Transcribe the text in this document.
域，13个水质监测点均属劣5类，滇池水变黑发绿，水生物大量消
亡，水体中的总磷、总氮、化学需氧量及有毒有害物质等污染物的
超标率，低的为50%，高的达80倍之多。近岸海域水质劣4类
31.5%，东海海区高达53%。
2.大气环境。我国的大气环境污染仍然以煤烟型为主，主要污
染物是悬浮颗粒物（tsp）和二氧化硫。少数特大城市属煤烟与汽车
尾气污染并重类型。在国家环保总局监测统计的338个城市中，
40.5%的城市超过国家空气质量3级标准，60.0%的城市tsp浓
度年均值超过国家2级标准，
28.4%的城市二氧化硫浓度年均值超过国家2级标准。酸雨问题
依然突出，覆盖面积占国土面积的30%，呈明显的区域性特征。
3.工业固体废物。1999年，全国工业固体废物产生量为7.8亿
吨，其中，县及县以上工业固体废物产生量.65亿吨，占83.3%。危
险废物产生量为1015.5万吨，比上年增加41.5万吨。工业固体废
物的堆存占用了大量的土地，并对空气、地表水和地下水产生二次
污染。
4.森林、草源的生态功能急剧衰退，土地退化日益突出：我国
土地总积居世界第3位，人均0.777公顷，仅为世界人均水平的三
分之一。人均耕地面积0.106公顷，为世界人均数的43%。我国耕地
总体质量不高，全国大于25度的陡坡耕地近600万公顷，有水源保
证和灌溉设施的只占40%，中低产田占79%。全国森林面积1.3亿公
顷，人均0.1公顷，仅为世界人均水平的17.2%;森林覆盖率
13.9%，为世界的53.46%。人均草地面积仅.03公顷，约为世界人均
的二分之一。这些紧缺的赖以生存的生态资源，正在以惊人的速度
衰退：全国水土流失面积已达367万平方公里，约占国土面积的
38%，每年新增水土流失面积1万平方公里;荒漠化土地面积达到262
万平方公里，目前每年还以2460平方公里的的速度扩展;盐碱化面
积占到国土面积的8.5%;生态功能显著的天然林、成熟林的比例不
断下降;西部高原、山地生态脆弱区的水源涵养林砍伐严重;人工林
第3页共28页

• _Your objective_
Your task is to repeat each line of the material exactly.

• _Response_
Transcribe the text in this document.
域，13个水质监测点均属劣5类，滇池水变黑发绿，水生物大量消
亡，水体中的总磷、总氮、化学需氧量及有毒有害物质等污染物的
超标率，低的为50%，高的达80倍之多。近岸海域水质劣4类
31.5%，东海海区高达53%。
2.大气环境。我国的大气环境污染仍然以煤烟型为主，主要污
染物是悬浮颗粒物（tsp）和二氧化硫。少数特大城市属煤烟与汽车
尾气污染并重类型。在国家环保总局监测统计的338个城市中，
40.5%的城市超过国家空气质量3级标准，60.0%的城市tsp浓
度年均值超过国家2级标准，
28.4%的城市二氧化硫浓度年均值超过国家2级标准。酸雨问题
依然突出，覆盖面积占国土面积的30%，呈明显的区域性特征。
3.工业固体废物。1999年，全国工业固体废物产生量为7.8亿
吨，其中，县及县以上工业固体废物产生量.65亿吨，占83.3%。危
险废物产生量为1015.5万吨，比上年增加41.5万吨。工业固体废
物的堆存占用了大量的土地，并对空气、地表水和地下水产生二次
污染。
4.森林、草源的生态功能急剧衰退，土地退化日益突出：我国
土地总积居世界第3位，人均0.777公顷，仅为世界人均水平的三
分之一。人均耕地面积0.106公顷，为世界人均数的43%。我国耕地
总体质量不高，全国大于25度的陡坡耕地近600万公顷，有水源保
证和灌溉设施的只占40%，中低产田占79%。全国森林面积1.3亿公
顷，人均0.1公顷，仅为世界人均水平的17.2%;森林覆盖率
13.9%，为世界的53.46%。人均草地面积仅.03公顷，约为世界人均
的二分之一。这些紧缺的赖以生存的生态资源，正在以惊人的速度
衰退：全国水土流失面积已达367万平方公里，约占国土面积的
38%，每年新增水土流失面积1万平方公里;荒漠化土地面积达到262
万平方公里，目前每年还以2460平方公里的的速度扩展;盐碱化面
积占到国土面积的8.5%;生态功能显著的天然林、成熟林的比例不
断下降;西部高原、山地生态脆弱区的水源涵养林砍伐严重;人工林
第3页共28页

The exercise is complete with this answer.